START Data for this task
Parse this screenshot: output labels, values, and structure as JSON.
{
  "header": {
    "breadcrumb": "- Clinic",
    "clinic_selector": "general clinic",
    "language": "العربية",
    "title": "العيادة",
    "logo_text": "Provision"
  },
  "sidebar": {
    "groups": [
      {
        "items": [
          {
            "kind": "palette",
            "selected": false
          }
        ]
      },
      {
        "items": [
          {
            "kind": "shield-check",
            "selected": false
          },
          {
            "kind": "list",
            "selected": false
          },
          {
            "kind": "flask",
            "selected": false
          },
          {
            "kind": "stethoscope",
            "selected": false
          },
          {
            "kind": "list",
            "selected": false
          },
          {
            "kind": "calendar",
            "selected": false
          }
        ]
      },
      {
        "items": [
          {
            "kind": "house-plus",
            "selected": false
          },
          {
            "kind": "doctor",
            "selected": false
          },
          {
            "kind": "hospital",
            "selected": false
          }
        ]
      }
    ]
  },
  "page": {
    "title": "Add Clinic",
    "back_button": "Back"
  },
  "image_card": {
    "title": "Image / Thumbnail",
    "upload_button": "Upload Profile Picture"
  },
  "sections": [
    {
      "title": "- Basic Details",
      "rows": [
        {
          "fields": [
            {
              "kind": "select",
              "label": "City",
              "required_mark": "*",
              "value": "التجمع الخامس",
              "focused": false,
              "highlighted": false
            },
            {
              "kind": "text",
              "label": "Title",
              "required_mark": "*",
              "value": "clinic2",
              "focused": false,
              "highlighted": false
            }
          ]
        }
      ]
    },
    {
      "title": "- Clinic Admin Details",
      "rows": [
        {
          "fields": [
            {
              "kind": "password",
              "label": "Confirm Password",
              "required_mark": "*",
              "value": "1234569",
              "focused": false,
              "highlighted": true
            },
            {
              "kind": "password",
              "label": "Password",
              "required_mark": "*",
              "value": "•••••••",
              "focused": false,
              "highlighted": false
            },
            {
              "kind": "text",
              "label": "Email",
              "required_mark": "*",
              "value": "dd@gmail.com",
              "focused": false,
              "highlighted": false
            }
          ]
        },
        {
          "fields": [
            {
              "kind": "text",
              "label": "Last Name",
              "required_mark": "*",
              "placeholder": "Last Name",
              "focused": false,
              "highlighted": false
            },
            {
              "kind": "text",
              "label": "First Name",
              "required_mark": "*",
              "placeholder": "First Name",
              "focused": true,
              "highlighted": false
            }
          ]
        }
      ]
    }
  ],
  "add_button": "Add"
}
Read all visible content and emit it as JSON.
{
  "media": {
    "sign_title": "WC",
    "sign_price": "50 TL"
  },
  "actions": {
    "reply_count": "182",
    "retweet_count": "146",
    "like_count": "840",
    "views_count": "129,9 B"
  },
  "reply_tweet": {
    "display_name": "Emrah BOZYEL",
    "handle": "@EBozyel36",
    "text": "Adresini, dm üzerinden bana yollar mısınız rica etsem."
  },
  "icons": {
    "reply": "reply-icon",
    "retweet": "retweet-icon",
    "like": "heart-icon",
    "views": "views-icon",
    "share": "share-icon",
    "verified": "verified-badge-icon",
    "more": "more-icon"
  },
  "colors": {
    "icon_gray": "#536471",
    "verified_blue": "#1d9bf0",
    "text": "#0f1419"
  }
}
END Data for this task
Problem to work on = Scan the lines above for "placeholder", then copy every one that has it.

Result for this exercise =
              "placeholder": "Last Name",
              "placeholder": "First Name",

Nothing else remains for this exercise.